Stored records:

[Start]

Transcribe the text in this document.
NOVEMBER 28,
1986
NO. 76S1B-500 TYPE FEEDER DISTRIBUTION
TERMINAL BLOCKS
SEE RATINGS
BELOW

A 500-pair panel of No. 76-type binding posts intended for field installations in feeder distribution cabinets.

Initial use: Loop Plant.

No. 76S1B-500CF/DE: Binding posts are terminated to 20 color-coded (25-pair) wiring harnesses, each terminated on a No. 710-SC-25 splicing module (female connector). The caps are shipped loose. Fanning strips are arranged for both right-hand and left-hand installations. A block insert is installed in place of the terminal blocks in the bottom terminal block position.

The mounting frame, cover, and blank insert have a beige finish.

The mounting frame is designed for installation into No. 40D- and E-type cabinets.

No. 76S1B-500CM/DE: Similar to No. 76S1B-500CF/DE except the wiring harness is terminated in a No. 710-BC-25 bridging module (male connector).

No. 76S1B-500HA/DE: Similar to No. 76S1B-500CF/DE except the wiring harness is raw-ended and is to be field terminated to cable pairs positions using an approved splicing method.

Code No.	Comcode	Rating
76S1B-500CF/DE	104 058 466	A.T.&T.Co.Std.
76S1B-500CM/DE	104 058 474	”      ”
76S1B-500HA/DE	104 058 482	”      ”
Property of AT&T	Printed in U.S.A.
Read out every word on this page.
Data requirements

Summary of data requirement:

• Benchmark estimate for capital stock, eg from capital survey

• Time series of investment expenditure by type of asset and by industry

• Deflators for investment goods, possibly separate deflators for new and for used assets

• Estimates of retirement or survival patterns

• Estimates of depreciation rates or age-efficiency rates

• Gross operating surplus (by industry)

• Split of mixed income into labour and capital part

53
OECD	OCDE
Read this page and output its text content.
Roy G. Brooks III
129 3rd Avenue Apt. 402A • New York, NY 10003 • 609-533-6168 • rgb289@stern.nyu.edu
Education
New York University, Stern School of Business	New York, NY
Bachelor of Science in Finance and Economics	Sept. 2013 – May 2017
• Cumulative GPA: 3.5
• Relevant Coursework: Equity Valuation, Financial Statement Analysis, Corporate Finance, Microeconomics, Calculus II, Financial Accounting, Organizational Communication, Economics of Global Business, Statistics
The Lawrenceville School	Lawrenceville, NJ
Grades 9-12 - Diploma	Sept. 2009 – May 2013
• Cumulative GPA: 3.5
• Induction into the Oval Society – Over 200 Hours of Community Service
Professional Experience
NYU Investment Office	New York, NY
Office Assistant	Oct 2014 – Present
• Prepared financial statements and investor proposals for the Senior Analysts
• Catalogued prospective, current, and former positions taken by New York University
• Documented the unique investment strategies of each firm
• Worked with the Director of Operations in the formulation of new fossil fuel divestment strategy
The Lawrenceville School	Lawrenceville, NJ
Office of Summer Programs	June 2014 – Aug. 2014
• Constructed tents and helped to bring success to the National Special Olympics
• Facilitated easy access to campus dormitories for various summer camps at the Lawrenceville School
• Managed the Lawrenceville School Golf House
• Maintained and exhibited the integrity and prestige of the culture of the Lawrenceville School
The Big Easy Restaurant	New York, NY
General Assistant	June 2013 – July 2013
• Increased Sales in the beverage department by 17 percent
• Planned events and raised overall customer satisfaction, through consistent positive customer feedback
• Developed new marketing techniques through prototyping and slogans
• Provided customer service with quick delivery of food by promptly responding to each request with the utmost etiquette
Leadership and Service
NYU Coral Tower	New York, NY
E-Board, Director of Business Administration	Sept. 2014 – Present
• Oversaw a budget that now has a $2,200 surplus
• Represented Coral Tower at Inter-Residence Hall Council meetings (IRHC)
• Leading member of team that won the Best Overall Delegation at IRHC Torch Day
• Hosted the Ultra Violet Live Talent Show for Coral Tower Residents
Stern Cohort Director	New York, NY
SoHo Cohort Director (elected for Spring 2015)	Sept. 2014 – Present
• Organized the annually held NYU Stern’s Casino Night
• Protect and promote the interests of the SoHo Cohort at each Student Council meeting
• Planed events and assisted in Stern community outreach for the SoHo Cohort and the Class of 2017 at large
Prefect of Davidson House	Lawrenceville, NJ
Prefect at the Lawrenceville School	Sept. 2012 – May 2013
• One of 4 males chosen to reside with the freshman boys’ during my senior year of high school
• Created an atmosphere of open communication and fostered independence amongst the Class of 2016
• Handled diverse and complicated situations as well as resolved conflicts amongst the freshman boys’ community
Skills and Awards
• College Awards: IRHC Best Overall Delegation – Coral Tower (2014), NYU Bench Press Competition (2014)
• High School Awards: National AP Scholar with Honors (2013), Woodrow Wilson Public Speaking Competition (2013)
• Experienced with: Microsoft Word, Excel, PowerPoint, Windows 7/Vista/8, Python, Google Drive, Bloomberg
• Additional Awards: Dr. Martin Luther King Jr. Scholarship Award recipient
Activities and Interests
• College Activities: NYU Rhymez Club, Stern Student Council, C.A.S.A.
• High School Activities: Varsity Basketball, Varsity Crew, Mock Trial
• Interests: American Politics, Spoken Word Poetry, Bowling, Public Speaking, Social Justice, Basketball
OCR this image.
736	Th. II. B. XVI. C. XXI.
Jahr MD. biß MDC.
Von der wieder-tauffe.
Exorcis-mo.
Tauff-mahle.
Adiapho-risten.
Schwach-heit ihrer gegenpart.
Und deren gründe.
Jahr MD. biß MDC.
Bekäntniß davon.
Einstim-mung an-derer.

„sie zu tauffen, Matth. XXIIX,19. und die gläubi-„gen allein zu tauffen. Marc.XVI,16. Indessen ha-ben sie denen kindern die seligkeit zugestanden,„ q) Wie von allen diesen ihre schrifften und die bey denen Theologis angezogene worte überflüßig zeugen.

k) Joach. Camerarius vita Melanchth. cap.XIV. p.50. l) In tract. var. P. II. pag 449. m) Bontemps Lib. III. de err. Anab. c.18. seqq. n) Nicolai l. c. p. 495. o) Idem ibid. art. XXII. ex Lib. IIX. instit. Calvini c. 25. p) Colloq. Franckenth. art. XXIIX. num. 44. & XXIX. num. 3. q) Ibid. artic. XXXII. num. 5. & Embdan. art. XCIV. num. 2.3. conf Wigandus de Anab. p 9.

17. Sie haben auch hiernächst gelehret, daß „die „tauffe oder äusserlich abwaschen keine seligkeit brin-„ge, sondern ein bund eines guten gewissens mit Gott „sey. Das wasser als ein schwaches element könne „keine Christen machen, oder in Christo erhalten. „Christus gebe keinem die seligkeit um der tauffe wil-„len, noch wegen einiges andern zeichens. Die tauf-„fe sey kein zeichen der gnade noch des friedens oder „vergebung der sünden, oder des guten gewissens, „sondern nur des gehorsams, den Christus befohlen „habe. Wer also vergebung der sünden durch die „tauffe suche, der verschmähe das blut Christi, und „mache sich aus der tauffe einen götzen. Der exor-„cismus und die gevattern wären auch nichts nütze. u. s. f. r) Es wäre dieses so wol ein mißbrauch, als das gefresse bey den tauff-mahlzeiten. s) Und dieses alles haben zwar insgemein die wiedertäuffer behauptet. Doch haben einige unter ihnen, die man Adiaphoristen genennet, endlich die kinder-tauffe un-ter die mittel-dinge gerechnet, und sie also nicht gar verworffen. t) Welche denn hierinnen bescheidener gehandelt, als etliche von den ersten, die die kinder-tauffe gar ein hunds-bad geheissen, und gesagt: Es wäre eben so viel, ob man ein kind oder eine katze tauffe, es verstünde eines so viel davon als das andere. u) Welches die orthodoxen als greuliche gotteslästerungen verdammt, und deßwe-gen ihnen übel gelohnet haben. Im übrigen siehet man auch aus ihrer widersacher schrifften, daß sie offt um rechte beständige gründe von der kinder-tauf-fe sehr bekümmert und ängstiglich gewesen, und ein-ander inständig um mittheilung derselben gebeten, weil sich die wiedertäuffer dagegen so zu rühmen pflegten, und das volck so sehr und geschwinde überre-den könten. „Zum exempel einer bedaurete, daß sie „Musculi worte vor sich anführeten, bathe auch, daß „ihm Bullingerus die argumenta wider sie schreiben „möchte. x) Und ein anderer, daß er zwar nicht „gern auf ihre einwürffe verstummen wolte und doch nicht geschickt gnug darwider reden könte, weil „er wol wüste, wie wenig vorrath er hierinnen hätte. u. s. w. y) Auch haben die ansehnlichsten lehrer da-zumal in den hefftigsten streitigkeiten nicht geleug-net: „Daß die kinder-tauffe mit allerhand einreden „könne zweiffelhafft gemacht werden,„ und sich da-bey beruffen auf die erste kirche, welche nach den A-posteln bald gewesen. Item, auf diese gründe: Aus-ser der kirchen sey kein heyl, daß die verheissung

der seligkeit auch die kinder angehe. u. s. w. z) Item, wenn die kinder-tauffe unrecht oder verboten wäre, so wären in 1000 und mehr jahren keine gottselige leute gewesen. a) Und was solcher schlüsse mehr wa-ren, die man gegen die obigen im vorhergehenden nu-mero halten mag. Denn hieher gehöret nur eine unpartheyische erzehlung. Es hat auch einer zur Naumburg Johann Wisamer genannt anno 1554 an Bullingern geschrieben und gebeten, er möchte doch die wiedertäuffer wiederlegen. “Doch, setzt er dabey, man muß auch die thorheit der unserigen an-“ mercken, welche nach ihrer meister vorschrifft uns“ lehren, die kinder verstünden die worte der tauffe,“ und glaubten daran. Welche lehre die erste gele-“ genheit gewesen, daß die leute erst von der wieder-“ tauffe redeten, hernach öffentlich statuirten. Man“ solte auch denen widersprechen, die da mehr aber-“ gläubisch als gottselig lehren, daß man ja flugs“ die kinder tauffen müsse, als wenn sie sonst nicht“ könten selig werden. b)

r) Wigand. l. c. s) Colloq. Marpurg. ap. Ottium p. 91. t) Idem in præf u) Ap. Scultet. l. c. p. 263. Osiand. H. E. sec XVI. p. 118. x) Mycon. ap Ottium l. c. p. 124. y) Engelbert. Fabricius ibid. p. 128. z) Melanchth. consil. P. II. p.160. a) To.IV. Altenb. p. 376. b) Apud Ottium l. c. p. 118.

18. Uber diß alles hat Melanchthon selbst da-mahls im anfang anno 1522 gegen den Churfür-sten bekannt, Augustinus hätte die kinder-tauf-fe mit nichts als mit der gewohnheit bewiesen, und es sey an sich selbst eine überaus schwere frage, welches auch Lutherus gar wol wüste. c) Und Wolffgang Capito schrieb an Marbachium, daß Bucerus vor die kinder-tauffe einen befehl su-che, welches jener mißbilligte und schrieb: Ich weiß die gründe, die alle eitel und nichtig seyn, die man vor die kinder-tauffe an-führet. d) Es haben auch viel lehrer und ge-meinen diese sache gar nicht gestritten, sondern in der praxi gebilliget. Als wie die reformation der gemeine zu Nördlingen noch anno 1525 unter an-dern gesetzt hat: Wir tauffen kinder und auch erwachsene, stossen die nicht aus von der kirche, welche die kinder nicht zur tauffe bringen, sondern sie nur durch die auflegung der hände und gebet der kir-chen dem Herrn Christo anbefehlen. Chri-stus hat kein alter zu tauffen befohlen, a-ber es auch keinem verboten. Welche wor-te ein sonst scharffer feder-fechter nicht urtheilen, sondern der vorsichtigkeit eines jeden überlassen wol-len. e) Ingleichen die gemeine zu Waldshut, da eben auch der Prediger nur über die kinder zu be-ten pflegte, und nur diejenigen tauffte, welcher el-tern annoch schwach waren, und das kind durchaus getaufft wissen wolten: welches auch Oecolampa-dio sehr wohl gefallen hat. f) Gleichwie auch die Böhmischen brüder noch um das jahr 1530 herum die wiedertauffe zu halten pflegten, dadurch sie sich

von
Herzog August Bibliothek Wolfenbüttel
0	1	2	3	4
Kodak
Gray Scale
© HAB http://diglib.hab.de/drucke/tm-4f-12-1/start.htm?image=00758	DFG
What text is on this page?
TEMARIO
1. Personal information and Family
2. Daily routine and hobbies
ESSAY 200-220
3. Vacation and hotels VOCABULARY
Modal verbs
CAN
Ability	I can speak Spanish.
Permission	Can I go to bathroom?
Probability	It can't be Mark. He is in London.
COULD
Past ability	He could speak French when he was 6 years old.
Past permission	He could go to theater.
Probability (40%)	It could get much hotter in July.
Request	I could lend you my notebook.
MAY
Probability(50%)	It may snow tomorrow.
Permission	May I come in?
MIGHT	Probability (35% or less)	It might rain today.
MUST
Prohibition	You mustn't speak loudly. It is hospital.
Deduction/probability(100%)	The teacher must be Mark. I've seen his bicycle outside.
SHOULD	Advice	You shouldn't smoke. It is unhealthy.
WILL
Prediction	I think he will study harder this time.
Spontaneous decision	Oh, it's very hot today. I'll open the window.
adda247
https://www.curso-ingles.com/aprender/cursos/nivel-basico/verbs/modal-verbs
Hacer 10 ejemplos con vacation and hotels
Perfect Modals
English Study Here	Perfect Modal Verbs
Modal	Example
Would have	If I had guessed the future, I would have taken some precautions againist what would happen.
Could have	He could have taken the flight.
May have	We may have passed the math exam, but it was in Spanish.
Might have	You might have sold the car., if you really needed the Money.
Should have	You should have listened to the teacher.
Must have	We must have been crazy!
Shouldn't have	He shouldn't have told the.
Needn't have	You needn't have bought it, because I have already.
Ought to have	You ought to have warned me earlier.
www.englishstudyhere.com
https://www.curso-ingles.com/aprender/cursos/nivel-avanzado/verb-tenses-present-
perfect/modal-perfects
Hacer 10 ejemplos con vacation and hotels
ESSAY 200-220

[End]

> **Stated problem**
Copy out each line of the listing that holds "College".

> **Solution**
• College Awards: IRHC Best Overall Delegation – Coral Tower (2014), NYU Bench Press Competition (2014)
• College Activities: NYU Rhymez Club, Stern Student Council, C.A.S.A.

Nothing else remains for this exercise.